** Exercise **
What is needed is an exact copy of all the data.

** Material supplied **

▼

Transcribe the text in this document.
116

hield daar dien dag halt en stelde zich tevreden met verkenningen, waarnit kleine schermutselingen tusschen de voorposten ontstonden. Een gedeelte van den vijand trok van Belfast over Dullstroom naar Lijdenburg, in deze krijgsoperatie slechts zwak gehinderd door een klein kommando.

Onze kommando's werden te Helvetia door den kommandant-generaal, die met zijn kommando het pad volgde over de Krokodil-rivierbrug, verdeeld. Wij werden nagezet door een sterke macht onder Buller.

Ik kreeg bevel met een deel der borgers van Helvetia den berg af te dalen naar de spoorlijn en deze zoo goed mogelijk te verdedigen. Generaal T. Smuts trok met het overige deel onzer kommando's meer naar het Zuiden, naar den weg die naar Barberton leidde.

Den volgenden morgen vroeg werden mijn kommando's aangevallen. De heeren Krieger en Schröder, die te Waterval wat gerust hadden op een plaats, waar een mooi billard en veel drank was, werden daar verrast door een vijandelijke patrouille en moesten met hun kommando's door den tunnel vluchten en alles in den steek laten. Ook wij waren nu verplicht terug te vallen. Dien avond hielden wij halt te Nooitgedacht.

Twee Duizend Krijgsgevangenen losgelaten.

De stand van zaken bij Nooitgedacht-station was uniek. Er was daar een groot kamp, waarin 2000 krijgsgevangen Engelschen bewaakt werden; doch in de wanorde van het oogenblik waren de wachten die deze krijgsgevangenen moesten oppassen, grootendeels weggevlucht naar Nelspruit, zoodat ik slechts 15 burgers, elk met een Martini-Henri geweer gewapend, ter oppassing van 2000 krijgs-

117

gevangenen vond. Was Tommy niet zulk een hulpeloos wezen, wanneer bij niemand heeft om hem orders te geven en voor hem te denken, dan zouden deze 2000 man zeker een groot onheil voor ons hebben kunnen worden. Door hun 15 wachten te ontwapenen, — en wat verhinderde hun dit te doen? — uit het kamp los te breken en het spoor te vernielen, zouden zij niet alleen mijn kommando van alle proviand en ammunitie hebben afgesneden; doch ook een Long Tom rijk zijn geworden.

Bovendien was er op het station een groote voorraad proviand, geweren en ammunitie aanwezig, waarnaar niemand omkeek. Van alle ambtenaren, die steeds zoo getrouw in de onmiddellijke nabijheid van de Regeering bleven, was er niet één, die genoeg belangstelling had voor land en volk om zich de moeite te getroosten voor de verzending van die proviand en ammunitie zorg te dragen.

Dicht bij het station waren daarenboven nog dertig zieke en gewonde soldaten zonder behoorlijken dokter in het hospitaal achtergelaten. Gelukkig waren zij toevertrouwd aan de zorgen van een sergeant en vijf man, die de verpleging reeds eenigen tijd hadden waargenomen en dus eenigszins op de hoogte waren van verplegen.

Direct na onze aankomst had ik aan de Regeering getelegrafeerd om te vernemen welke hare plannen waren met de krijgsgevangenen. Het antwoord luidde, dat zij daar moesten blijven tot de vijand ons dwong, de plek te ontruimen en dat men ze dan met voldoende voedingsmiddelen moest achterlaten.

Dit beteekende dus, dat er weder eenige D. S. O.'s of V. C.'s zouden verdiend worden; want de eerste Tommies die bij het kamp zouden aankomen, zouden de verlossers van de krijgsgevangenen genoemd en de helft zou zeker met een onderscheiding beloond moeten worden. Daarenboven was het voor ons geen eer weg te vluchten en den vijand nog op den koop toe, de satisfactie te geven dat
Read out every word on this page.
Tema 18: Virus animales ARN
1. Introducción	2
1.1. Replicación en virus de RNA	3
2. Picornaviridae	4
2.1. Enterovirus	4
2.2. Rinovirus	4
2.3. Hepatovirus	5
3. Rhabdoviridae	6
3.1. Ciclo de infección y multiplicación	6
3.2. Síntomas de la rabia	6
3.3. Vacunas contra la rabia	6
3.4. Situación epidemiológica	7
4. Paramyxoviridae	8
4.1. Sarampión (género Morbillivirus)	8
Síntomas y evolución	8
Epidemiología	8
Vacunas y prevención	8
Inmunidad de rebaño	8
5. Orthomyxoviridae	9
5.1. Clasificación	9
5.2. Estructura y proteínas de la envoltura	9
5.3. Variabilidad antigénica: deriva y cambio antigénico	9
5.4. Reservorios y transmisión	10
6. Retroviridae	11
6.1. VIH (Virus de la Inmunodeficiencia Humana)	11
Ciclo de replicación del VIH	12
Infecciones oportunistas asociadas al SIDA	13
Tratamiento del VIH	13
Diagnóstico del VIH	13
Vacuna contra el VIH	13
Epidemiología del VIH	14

▲

** Final answer **
Transcribe the text in this document.
116

hield daar dien dag halt en stelde zich tevreden met verkenningen, waarnit kleine schermutselingen tusschen de voorposten ontstonden. Een gedeelte van den vijand trok van Belfast over Dullstroom naar Lijdenburg, in deze krijgsoperatie slechts zwak gehinderd door een klein kommando.

Onze kommando's werden te Helvetia door den kommandant-generaal, die met zijn kommando het pad volgde over de Krokodil-rivierbrug, verdeeld. Wij werden nagezet door een sterke macht onder Buller.

Ik kreeg bevel met een deel der borgers van Helvetia den berg af te dalen naar de spoorlijn en deze zoo goed mogelijk te verdedigen. Generaal T. Smuts trok met het overige deel onzer kommando's meer naar het Zuiden, naar den weg die naar Barberton leidde.

Den volgenden morgen vroeg werden mijn kommando's aangevallen. De heeren Krieger en Schröder, die te Waterval wat gerust hadden op een plaats, waar een mooi billard en veel drank was, werden daar verrast door een vijandelijke patrouille en moesten met hun kommando's door den tunnel vluchten en alles in den steek laten. Ook wij waren nu verplicht terug te vallen. Dien avond hielden wij halt te Nooitgedacht.

Twee Duizend Krijgsgevangenen losgelaten.

De stand van zaken bij Nooitgedacht-station was uniek. Er was daar een groot kamp, waarin 2000 krijgsgevangen Engelschen bewaakt werden; doch in de wanorde van het oogenblik waren de wachten die deze krijgsgevangenen moesten oppassen, grootendeels weggevlucht naar Nelspruit, zoodat ik slechts 15 burgers, elk met een Martini-Henri geweer gewapend, ter oppassing van 2000 krijgs-

117

gevangenen vond. Was Tommy niet zulk een hulpeloos wezen, wanneer bij niemand heeft om hem orders te geven en voor hem te denken, dan zouden deze 2000 man zeker een groot onheil voor ons hebben kunnen worden. Door hun 15 wachten te ontwapenen, — en wat verhinderde hun dit te doen? — uit het kamp los te breken en het spoor te vernielen, zouden zij niet alleen mijn kommando van alle proviand en ammunitie hebben afgesneden; doch ook een Long Tom rijk zijn geworden.

Bovendien was er op het station een groote voorraad proviand, geweren en ammunitie aanwezig, waarnaar niemand omkeek. Van alle ambtenaren, die steeds zoo getrouw in de onmiddellijke nabijheid van de Regeering bleven, was er niet één, die genoeg belangstelling had voor land en volk om zich de moeite te getroosten voor de verzending van die proviand en ammunitie zorg te dragen.

Dicht bij het station waren daarenboven nog dertig zieke en gewonde soldaten zonder behoorlijken dokter in het hospitaal achtergelaten. Gelukkig waren zij toevertrouwd aan de zorgen van een sergeant en vijf man, die de verpleging reeds eenigen tijd hadden waargenomen en dus eenigszins op de hoogte waren van verplegen.

Direct na onze aankomst had ik aan de Regeering getelegrafeerd om te vernemen welke hare plannen waren met de krijgsgevangenen. Het antwoord luidde, dat zij daar moesten blijven tot de vijand ons dwong, de plek te ontruimen en dat men ze dan met voldoende voedingsmiddelen moest achterlaten.

Dit beteekende dus, dat er weder eenige D. S. O.'s of V. C.'s zouden verdiend worden; want de eerste Tommies die bij het kamp zouden aankomen, zouden de verlossers van de krijgsgevangenen genoemd en de helft zou zeker met een onderscheiding beloond moeten worden. Daarenboven was het voor ons geen eer weg te vluchten en den vijand nog op den koop toe, de satisfactie te geven dat
Read out every word on this page.
Tema 18: Virus animales ARN
1. Introducción	2
1.1. Replicación en virus de RNA	3
2. Picornaviridae	4
2.1. Enterovirus	4
2.2. Rinovirus	4
2.3. Hepatovirus	5
3. Rhabdoviridae	6
3.1. Ciclo de infección y multiplicación	6
3.2. Síntomas de la rabia	6
3.3. Vacunas contra la rabia	6
3.4. Situación epidemiológica	7
4. Paramyxoviridae	8
4.1. Sarampión (género Morbillivirus)	8
Síntomas y evolución	8
Epidemiología	8
Vacunas y prevención	8
Inmunidad de rebaño	8
5. Orthomyxoviridae	9
5.1. Clasificación	9
5.2. Estructura y proteínas de la envoltura	9
5.3. Variabilidad antigénica: deriva y cambio antigénico	9
5.4. Reservorios y transmisión	10
6. Retroviridae	11
6.1. VIH (Virus de la Inmunodeficiencia Humana)	11
Ciclo de replicación del VIH	12
Infecciones oportunistas asociadas al SIDA	13
Tratamiento del VIH	13
Diagnóstico del VIH	13
Vacuna contra el VIH	13
Epidemiología del VIH	14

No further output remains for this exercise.